--- START Provided information ---
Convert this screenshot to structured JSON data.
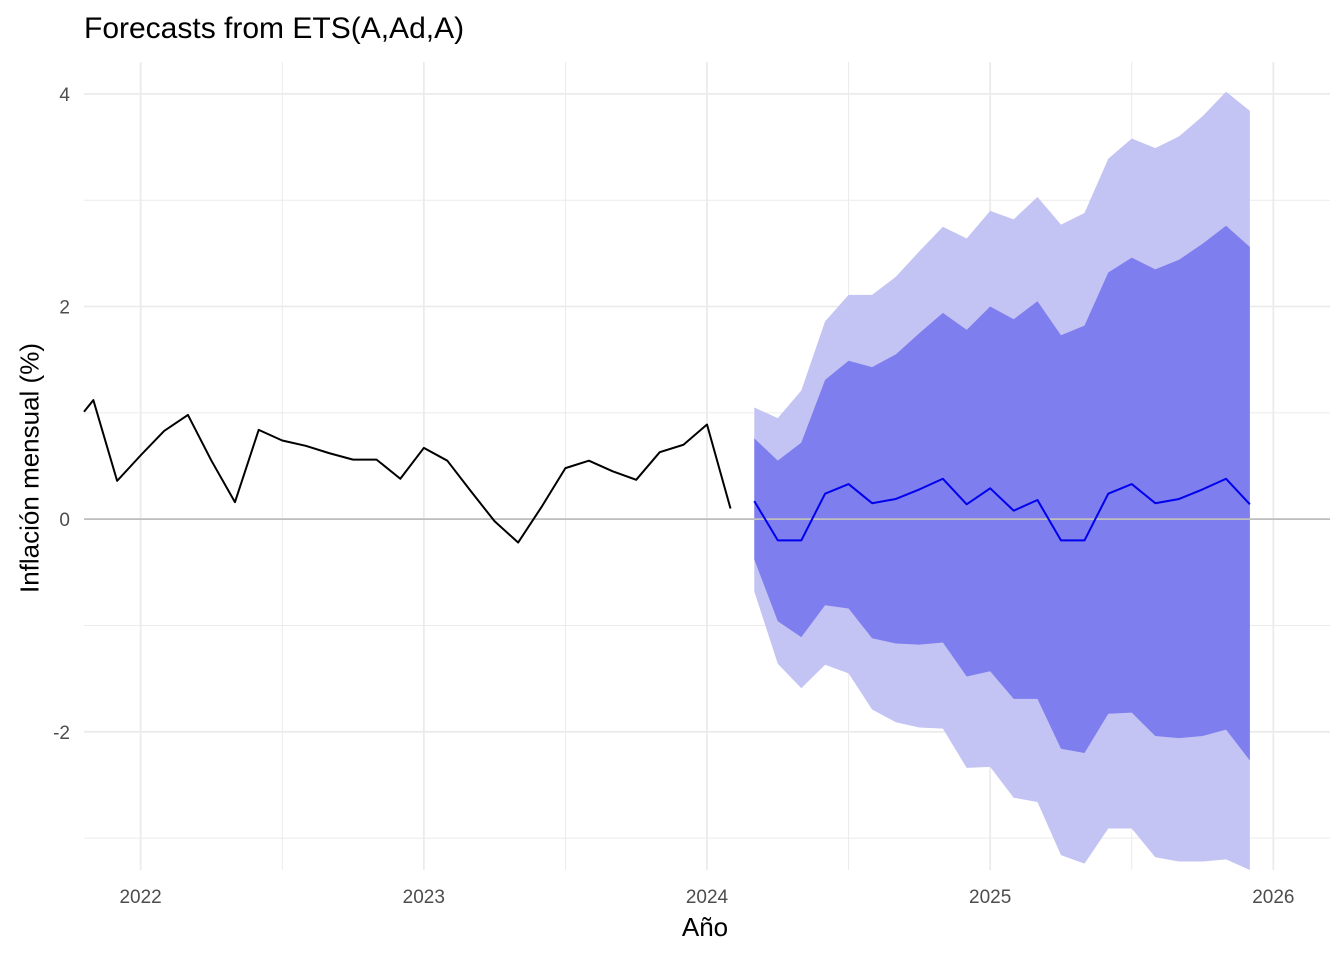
{
  "chart_data": {
    "type": "line",
    "title": "Forecasts from ETS(A,Ad,A)",
    "xlabel": "Año",
    "ylabel": "Inflación mensual (%)",
    "xlim": [
      2021.8,
      2026.2
    ],
    "ylim": [
      -3.3,
      4.3
    ],
    "x_ticks": [
      2022,
      2023,
      2024,
      2025,
      2026
    ],
    "y_ticks": [
      4,
      2,
      0,
      -2
    ],
    "y_tick_labels": [
      "4",
      "2",
      "0",
      "-2"
    ],
    "zero_line": true,
    "grid": true,
    "colors": {
      "observed": "#000000",
      "forecast": "#0000ee",
      "pi80": "#7e7eee",
      "pi95": "#c3c3f4",
      "grid": "#ebebeb",
      "zero": "#bebebe"
    },
    "observed": {
      "x": [
        2021.8,
        2021.833,
        2021.917,
        2022.0,
        2022.083,
        2022.167,
        2022.25,
        2022.333,
        2022.417,
        2022.5,
        2022.583,
        2022.667,
        2022.75,
        2022.833,
        2022.917,
        2023.0,
        2023.083,
        2023.167,
        2023.25,
        2023.333,
        2023.417,
        2023.5,
        2023.583,
        2023.667,
        2023.75,
        2023.833,
        2023.917,
        2024.0,
        2024.083
      ],
      "y": [
        1.01,
        1.12,
        0.36,
        0.6,
        0.83,
        0.98,
        0.55,
        0.16,
        0.84,
        0.74,
        0.69,
        0.62,
        0.56,
        0.56,
        0.38,
        0.67,
        0.55,
        0.26,
        -0.02,
        -0.22,
        0.12,
        0.48,
        0.55,
        0.45,
        0.37,
        0.63,
        0.7,
        0.89,
        0.1
      ]
    },
    "forecast": {
      "x": [
        2024.167,
        2024.25,
        2024.333,
        2024.417,
        2024.5,
        2024.583,
        2024.667,
        2024.75,
        2024.833,
        2024.917,
        2025.0,
        2025.083,
        2025.167,
        2025.25,
        2025.333,
        2025.417,
        2025.5,
        2025.583,
        2025.667,
        2025.75,
        2025.833,
        2025.917
      ],
      "mean": [
        0.17,
        -0.2,
        -0.2,
        0.24,
        0.33,
        0.15,
        0.19,
        0.28,
        0.38,
        0.14,
        0.29,
        0.08,
        0.18,
        -0.2,
        -0.2,
        0.24,
        0.33,
        0.15,
        0.19,
        0.28,
        0.38,
        0.14
      ],
      "lo80": [
        -0.38,
        -0.96,
        -1.11,
        -0.81,
        -0.84,
        -1.12,
        -1.17,
        -1.18,
        -1.16,
        -1.48,
        -1.43,
        -1.69,
        -1.69,
        -2.16,
        -2.2,
        -1.83,
        -1.82,
        -2.04,
        -2.06,
        -2.04,
        -1.98,
        -2.27
      ],
      "hi80": [
        0.76,
        0.55,
        0.72,
        1.31,
        1.49,
        1.43,
        1.55,
        1.75,
        1.94,
        1.78,
        2.0,
        1.88,
        2.05,
        1.73,
        1.82,
        2.32,
        2.46,
        2.35,
        2.44,
        2.59,
        2.76,
        2.56
      ],
      "lo95": [
        -0.68,
        -1.36,
        -1.59,
        -1.37,
        -1.45,
        -1.79,
        -1.91,
        -1.96,
        -1.97,
        -2.34,
        -2.33,
        -2.62,
        -2.66,
        -3.16,
        -3.24,
        -2.91,
        -2.91,
        -3.18,
        -3.22,
        -3.22,
        -3.2,
        -3.3
      ],
      "hi95": [
        1.05,
        0.95,
        1.21,
        1.86,
        2.11,
        2.11,
        2.28,
        2.52,
        2.75,
        2.64,
        2.9,
        2.82,
        3.03,
        2.77,
        2.88,
        3.39,
        3.58,
        3.49,
        3.6,
        3.79,
        4.02,
        3.84
      ]
    }
  }
}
--- END Provided information ---
◆ What to produce: Without the pictures, return all the records precisely as they stand.

◆ Solution to this problem:
Convert this screenshot to structured JSON data.
{
  "chart_data": {
    "type": "line",
    "title": "Forecasts from ETS(A,Ad,A)",
    "xlabel": "Año",
    "ylabel": "Inflación mensual (%)",
    "xlim": [
      2021.8,
      2026.2
    ],
    "ylim": [
      -3.3,
      4.3
    ],
    "x_ticks": [
      2022,
      2023,
      2024,
      2025,
      2026
    ],
    "y_ticks": [
      4,
      2,
      0,
      -2
    ],
    "y_tick_labels": [
      "4",
      "2",
      "0",
      "-2"
    ],
    "zero_line": true,
    "grid": true,
    "colors": {
      "observed": "#000000",
      "forecast": "#0000ee",
      "pi80": "#7e7eee",
      "pi95": "#c3c3f4",
      "grid": "#ebebeb",
      "zero": "#bebebe"
    },
    "observed": {
      "x": [
        2021.8,
        2021.833,
        2021.917,
        2022.0,
        2022.083,
        2022.167,
        2022.25,
        2022.333,
        2022.417,
        2022.5,
        2022.583,
        2022.667,
        2022.75,
        2022.833,
        2022.917,
        2023.0,
        2023.083,
        2023.167,
        2023.25,
        2023.333,
        2023.417,
        2023.5,
        2023.583,
        2023.667,
        2023.75,
        2023.833,
        2023.917,
        2024.0,
        2024.083
      ],
      "y": [
        1.01,
        1.12,
        0.36,
        0.6,
        0.83,
        0.98,
        0.55,
        0.16,
        0.84,
        0.74,
        0.69,
        0.62,
        0.56,
        0.56,
        0.38,
        0.67,
        0.55,
        0.26,
        -0.02,
        -0.22,
        0.12,
        0.48,
        0.55,
        0.45,
        0.37,
        0.63,
        0.7,
        0.89,
        0.1
      ]
    },
    "forecast": {
      "x": [
        2024.167,
        2024.25,
        2024.333,
        2024.417,
        2024.5,
        2024.583,
        2024.667,
        2024.75,
        2024.833,
        2024.917,
        2025.0,
        2025.083,
        2025.167,
        2025.25,
        2025.333,
        2025.417,
        2025.5,
        2025.583,
        2025.667,
        2025.75,
        2025.833,
        2025.917
      ],
      "mean": [
        0.17,
        -0.2,
        -0.2,
        0.24,
        0.33,
        0.15,
        0.19,
        0.28,
        0.38,
        0.14,
        0.29,
        0.08,
        0.18,
        -0.2,
        -0.2,
        0.24,
        0.33,
        0.15,
        0.19,
        0.28,
        0.38,
        0.14
      ],
      "lo80": [
        -0.38,
        -0.96,
        -1.11,
        -0.81,
        -0.84,
        -1.12,
        -1.17,
        -1.18,
        -1.16,
        -1.48,
        -1.43,
        -1.69,
        -1.69,
        -2.16,
        -2.2,
        -1.83,
        -1.82,
        -2.04,
        -2.06,
        -2.04,
        -1.98,
        -2.27
      ],
      "hi80": [
        0.76,
        0.55,
        0.72,
        1.31,
        1.49,
        1.43,
        1.55,
        1.75,
        1.94,
        1.78,
        2.0,
        1.88,
        2.05,
        1.73,
        1.82,
        2.32,
        2.46,
        2.35,
        2.44,
        2.59,
        2.76,
        2.56
      ],
      "lo95": [
        -0.68,
        -1.36,
        -1.59,
        -1.37,
        -1.45,
        -1.79,
        -1.91,
        -1.96,
        -1.97,
        -2.34,
        -2.33,
        -2.62,
        -2.66,
        -3.16,
        -3.24,
        -2.91,
        -2.91,
        -3.18,
        -3.22,
        -3.22,
        -3.2,
        -3.3
      ],
      "hi95": [
        1.05,
        0.95,
        1.21,
        1.86,
        2.11,
        2.11,
        2.28,
        2.52,
        2.75,
        2.64,
        2.9,
        2.82,
        3.03,
        2.77,
        2.88,
        3.39,
        3.58,
        3.49,
        3.6,
        3.79,
        4.02,
        3.84
      ]
    }
  }
}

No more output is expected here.